### [THE DATA]
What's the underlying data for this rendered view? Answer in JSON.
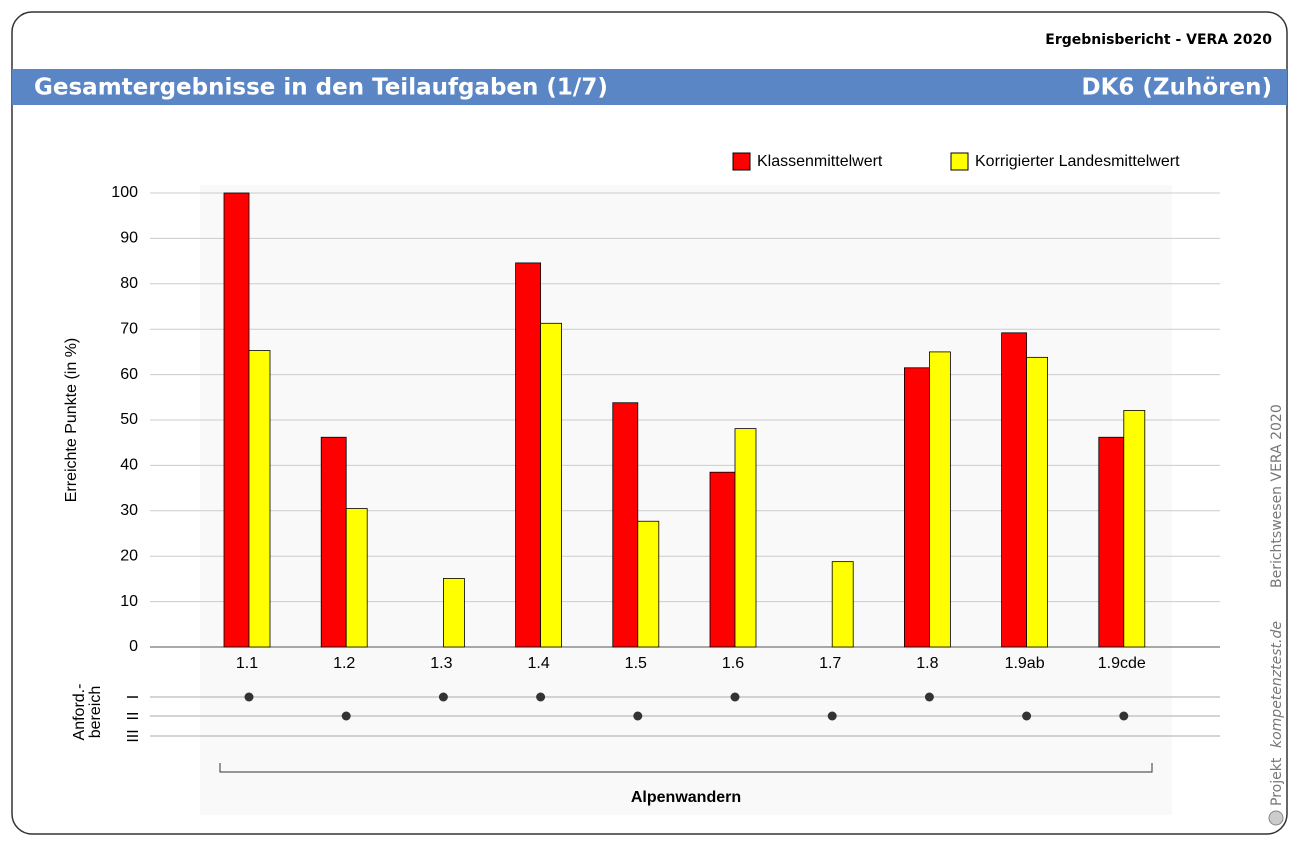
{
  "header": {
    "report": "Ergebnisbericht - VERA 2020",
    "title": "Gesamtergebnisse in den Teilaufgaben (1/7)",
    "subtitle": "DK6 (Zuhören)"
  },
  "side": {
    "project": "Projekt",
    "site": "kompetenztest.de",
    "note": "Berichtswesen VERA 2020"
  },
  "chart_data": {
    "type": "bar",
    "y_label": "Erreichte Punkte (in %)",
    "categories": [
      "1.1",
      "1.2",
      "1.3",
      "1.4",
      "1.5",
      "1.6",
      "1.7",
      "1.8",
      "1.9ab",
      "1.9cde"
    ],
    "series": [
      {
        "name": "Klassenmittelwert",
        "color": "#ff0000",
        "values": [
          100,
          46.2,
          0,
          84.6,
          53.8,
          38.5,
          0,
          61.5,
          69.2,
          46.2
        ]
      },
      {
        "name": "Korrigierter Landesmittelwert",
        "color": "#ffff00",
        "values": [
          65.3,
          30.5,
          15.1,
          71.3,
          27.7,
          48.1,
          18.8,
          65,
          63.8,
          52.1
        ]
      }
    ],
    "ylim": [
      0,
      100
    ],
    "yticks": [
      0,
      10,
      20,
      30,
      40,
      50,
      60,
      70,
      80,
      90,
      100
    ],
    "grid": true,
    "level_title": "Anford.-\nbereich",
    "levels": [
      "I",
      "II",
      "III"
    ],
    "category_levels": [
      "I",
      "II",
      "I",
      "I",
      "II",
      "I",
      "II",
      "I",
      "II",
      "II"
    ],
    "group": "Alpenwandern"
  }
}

==

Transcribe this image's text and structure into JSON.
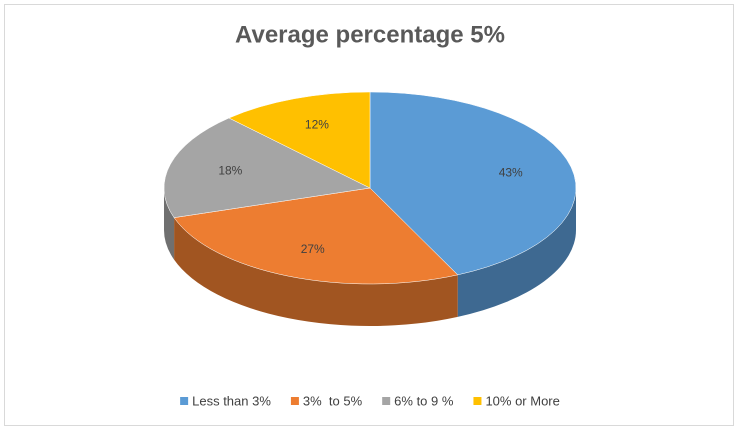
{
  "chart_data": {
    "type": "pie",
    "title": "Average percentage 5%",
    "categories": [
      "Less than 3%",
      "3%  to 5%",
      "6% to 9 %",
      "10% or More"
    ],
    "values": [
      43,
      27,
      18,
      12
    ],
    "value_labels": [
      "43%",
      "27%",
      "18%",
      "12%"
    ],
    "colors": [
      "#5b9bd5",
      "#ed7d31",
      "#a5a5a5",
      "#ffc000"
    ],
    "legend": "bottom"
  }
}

### [THE EXERCISE]
Where a line in the entries holds "JSON", copy that line.

### [THE RESULT]
What's the underlying data for this rendered view? Answer in JSON.
Transcribe this image's text and structure into JSON.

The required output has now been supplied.